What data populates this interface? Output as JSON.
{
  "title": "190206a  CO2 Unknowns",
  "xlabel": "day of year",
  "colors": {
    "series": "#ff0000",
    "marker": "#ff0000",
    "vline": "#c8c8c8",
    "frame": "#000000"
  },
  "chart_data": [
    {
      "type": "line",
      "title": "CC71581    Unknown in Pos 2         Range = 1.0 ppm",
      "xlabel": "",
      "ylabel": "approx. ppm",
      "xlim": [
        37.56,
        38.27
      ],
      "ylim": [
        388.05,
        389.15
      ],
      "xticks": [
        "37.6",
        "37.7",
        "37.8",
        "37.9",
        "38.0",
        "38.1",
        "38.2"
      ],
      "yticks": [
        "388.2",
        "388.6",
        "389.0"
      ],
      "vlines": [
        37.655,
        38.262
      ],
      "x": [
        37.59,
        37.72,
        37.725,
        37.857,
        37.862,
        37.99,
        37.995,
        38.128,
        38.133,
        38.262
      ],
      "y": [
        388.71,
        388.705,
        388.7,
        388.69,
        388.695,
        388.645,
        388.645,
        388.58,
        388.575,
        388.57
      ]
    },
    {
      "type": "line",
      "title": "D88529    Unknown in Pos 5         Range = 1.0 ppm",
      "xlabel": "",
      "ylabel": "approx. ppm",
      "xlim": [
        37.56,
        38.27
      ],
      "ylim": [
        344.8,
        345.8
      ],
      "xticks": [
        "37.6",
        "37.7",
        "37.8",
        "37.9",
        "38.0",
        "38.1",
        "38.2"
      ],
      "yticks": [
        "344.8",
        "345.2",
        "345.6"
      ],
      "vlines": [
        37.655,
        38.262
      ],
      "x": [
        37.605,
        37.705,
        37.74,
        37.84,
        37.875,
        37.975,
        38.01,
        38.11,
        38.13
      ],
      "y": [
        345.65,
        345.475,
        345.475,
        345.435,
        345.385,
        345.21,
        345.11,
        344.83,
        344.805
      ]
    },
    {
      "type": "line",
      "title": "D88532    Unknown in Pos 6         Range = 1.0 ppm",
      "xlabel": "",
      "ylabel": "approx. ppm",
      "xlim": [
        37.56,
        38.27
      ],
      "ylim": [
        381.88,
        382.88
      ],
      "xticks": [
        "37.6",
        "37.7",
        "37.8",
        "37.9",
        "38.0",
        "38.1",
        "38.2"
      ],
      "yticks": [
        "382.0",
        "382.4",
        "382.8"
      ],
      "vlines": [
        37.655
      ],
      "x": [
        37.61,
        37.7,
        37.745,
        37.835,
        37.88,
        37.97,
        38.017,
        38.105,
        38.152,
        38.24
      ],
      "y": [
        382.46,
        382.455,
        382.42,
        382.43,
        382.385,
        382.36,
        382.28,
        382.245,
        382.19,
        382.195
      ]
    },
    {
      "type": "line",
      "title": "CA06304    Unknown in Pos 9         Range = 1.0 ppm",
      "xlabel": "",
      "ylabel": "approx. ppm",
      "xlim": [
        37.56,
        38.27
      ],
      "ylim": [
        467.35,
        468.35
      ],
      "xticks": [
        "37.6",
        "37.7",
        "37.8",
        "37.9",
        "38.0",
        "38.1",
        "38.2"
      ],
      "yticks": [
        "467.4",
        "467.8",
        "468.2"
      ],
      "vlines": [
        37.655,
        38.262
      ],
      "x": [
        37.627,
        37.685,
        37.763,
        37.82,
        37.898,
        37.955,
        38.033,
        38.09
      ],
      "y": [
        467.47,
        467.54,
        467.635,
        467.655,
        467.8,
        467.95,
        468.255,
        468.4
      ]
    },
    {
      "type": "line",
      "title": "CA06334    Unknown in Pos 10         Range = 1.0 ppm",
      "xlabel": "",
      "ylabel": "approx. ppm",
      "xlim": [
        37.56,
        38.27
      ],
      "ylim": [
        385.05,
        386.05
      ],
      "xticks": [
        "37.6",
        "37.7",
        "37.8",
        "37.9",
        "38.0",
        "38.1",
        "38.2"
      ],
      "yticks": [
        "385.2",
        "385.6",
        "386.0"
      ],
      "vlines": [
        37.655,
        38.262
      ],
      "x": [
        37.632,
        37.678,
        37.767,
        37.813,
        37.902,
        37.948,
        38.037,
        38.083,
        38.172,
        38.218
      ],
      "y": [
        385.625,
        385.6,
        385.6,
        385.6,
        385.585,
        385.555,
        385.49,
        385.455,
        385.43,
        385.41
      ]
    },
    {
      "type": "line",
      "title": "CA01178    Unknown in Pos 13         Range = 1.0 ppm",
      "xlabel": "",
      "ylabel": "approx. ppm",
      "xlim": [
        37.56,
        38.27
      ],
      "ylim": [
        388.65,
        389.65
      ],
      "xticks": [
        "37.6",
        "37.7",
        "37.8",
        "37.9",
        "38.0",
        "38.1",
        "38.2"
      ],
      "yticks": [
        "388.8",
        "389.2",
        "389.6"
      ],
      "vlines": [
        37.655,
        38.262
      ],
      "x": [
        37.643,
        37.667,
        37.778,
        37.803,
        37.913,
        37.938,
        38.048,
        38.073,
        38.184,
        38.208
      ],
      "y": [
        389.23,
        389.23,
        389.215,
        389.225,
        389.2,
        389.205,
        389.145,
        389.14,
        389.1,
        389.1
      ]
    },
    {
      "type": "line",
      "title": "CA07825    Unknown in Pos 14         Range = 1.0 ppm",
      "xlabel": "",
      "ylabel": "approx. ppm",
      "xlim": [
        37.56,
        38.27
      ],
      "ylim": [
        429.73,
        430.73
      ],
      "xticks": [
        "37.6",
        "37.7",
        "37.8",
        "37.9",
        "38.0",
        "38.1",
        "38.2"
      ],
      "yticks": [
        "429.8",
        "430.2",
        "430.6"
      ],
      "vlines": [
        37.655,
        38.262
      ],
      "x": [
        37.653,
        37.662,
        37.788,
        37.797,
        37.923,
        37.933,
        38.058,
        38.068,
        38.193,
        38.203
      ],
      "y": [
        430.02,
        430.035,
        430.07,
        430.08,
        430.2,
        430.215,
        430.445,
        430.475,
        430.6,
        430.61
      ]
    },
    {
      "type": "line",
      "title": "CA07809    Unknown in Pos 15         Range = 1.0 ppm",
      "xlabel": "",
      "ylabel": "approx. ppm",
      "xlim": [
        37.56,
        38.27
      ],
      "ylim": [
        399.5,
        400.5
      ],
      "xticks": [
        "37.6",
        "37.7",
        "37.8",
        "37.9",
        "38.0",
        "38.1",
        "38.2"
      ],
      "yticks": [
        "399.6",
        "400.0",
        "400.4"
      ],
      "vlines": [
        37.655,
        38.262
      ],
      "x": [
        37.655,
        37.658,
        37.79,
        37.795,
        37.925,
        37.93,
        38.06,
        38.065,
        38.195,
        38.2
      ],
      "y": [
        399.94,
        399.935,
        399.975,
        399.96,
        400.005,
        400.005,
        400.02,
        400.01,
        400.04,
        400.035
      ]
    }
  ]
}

### Objective
Every line of the data above should be reproduced word for word.

### Finished answer
What data populates this interface? Output as JSON.
{
  "title": "190206a  CO2 Unknowns",
  "xlabel": "day of year",
  "colors": {
    "series": "#ff0000",
    "marker": "#ff0000",
    "vline": "#c8c8c8",
    "frame": "#000000"
  },
  "chart_data": [
    {
      "type": "line",
      "title": "CC71581    Unknown in Pos 2         Range = 1.0 ppm",
      "xlabel": "",
      "ylabel": "approx. ppm",
      "xlim": [
        37.56,
        38.27
      ],
      "ylim": [
        388.05,
        389.15
      ],
      "xticks": [
        "37.6",
        "37.7",
        "37.8",
        "37.9",
        "38.0",
        "38.1",
        "38.2"
      ],
      "yticks": [
        "388.2",
        "388.6",
        "389.0"
      ],
      "vlines": [
        37.655,
        38.262
      ],
      "x": [
        37.59,
        37.72,
        37.725,
        37.857,
        37.862,
        37.99,
        37.995,
        38.128,
        38.133,
        38.262
      ],
      "y": [
        388.71,
        388.705,
        388.7,
        388.69,
        388.695,
        388.645,
        388.645,
        388.58,
        388.575,
        388.57
      ]
    },
    {
      "type": "line",
      "title": "D88529    Unknown in Pos 5         Range = 1.0 ppm",
      "xlabel": "",
      "ylabel": "approx. ppm",
      "xlim": [
        37.56,
        38.27
      ],
      "ylim": [
        344.8,
        345.8
      ],
      "xticks": [
        "37.6",
        "37.7",
        "37.8",
        "37.9",
        "38.0",
        "38.1",
        "38.2"
      ],
      "yticks": [
        "344.8",
        "345.2",
        "345.6"
      ],
      "vlines": [
        37.655,
        38.262
      ],
      "x": [
        37.605,
        37.705,
        37.74,
        37.84,
        37.875,
        37.975,
        38.01,
        38.11,
        38.13
      ],
      "y": [
        345.65,
        345.475,
        345.475,
        345.435,
        345.385,
        345.21,
        345.11,
        344.83,
        344.805
      ]
    },
    {
      "type": "line",
      "title": "D88532    Unknown in Pos 6         Range = 1.0 ppm",
      "xlabel": "",
      "ylabel": "approx. ppm",
      "xlim": [
        37.56,
        38.27
      ],
      "ylim": [
        381.88,
        382.88
      ],
      "xticks": [
        "37.6",
        "37.7",
        "37.8",
        "37.9",
        "38.0",
        "38.1",
        "38.2"
      ],
      "yticks": [
        "382.0",
        "382.4",
        "382.8"
      ],
      "vlines": [
        37.655
      ],
      "x": [
        37.61,
        37.7,
        37.745,
        37.835,
        37.88,
        37.97,
        38.017,
        38.105,
        38.152,
        38.24
      ],
      "y": [
        382.46,
        382.455,
        382.42,
        382.43,
        382.385,
        382.36,
        382.28,
        382.245,
        382.19,
        382.195
      ]
    },
    {
      "type": "line",
      "title": "CA06304    Unknown in Pos 9         Range = 1.0 ppm",
      "xlabel": "",
      "ylabel": "approx. ppm",
      "xlim": [
        37.56,
        38.27
      ],
      "ylim": [
        467.35,
        468.35
      ],
      "xticks": [
        "37.6",
        "37.7",
        "37.8",
        "37.9",
        "38.0",
        "38.1",
        "38.2"
      ],
      "yticks": [
        "467.4",
        "467.8",
        "468.2"
      ],
      "vlines": [
        37.655,
        38.262
      ],
      "x": [
        37.627,
        37.685,
        37.763,
        37.82,
        37.898,
        37.955,
        38.033,
        38.09
      ],
      "y": [
        467.47,
        467.54,
        467.635,
        467.655,
        467.8,
        467.95,
        468.255,
        468.4
      ]
    },
    {
      "type": "line",
      "title": "CA06334    Unknown in Pos 10         Range = 1.0 ppm",
      "xlabel": "",
      "ylabel": "approx. ppm",
      "xlim": [
        37.56,
        38.27
      ],
      "ylim": [
        385.05,
        386.05
      ],
      "xticks": [
        "37.6",
        "37.7",
        "37.8",
        "37.9",
        "38.0",
        "38.1",
        "38.2"
      ],
      "yticks": [
        "385.2",
        "385.6",
        "386.0"
      ],
      "vlines": [
        37.655,
        38.262
      ],
      "x": [
        37.632,
        37.678,
        37.767,
        37.813,
        37.902,
        37.948,
        38.037,
        38.083,
        38.172,
        38.218
      ],
      "y": [
        385.625,
        385.6,
        385.6,
        385.6,
        385.585,
        385.555,
        385.49,
        385.455,
        385.43,
        385.41
      ]
    },
    {
      "type": "line",
      "title": "CA01178    Unknown in Pos 13         Range = 1.0 ppm",
      "xlabel": "",
      "ylabel": "approx. ppm",
      "xlim": [
        37.56,
        38.27
      ],
      "ylim": [
        388.65,
        389.65
      ],
      "xticks": [
        "37.6",
        "37.7",
        "37.8",
        "37.9",
        "38.0",
        "38.1",
        "38.2"
      ],
      "yticks": [
        "388.8",
        "389.2",
        "389.6"
      ],
      "vlines": [
        37.655,
        38.262
      ],
      "x": [
        37.643,
        37.667,
        37.778,
        37.803,
        37.913,
        37.938,
        38.048,
        38.073,
        38.184,
        38.208
      ],
      "y": [
        389.23,
        389.23,
        389.215,
        389.225,
        389.2,
        389.205,
        389.145,
        389.14,
        389.1,
        389.1
      ]
    },
    {
      "type": "line",
      "title": "CA07825    Unknown in Pos 14         Range = 1.0 ppm",
      "xlabel": "",
      "ylabel": "approx. ppm",
      "xlim": [
        37.56,
        38.27
      ],
      "ylim": [
        429.73,
        430.73
      ],
      "xticks": [
        "37.6",
        "37.7",
        "37.8",
        "37.9",
        "38.0",
        "38.1",
        "38.2"
      ],
      "yticks": [
        "429.8",
        "430.2",
        "430.6"
      ],
      "vlines": [
        37.655,
        38.262
      ],
      "x": [
        37.653,
        37.662,
        37.788,
        37.797,
        37.923,
        37.933,
        38.058,
        38.068,
        38.193,
        38.203
      ],
      "y": [
        430.02,
        430.035,
        430.07,
        430.08,
        430.2,
        430.215,
        430.445,
        430.475,
        430.6,
        430.61
      ]
    },
    {
      "type": "line",
      "title": "CA07809    Unknown in Pos 15         Range = 1.0 ppm",
      "xlabel": "",
      "ylabel": "approx. ppm",
      "xlim": [
        37.56,
        38.27
      ],
      "ylim": [
        399.5,
        400.5
      ],
      "xticks": [
        "37.6",
        "37.7",
        "37.8",
        "37.9",
        "38.0",
        "38.1",
        "38.2"
      ],
      "yticks": [
        "399.6",
        "400.0",
        "400.4"
      ],
      "vlines": [
        37.655,
        38.262
      ],
      "x": [
        37.655,
        37.658,
        37.79,
        37.795,
        37.925,
        37.93,
        38.06,
        38.065,
        38.195,
        38.2
      ],
      "y": [
        399.94,
        399.935,
        399.975,
        399.96,
        400.005,
        400.005,
        400.02,
        400.01,
        400.04,
        400.035
      ]
    }
  ]
}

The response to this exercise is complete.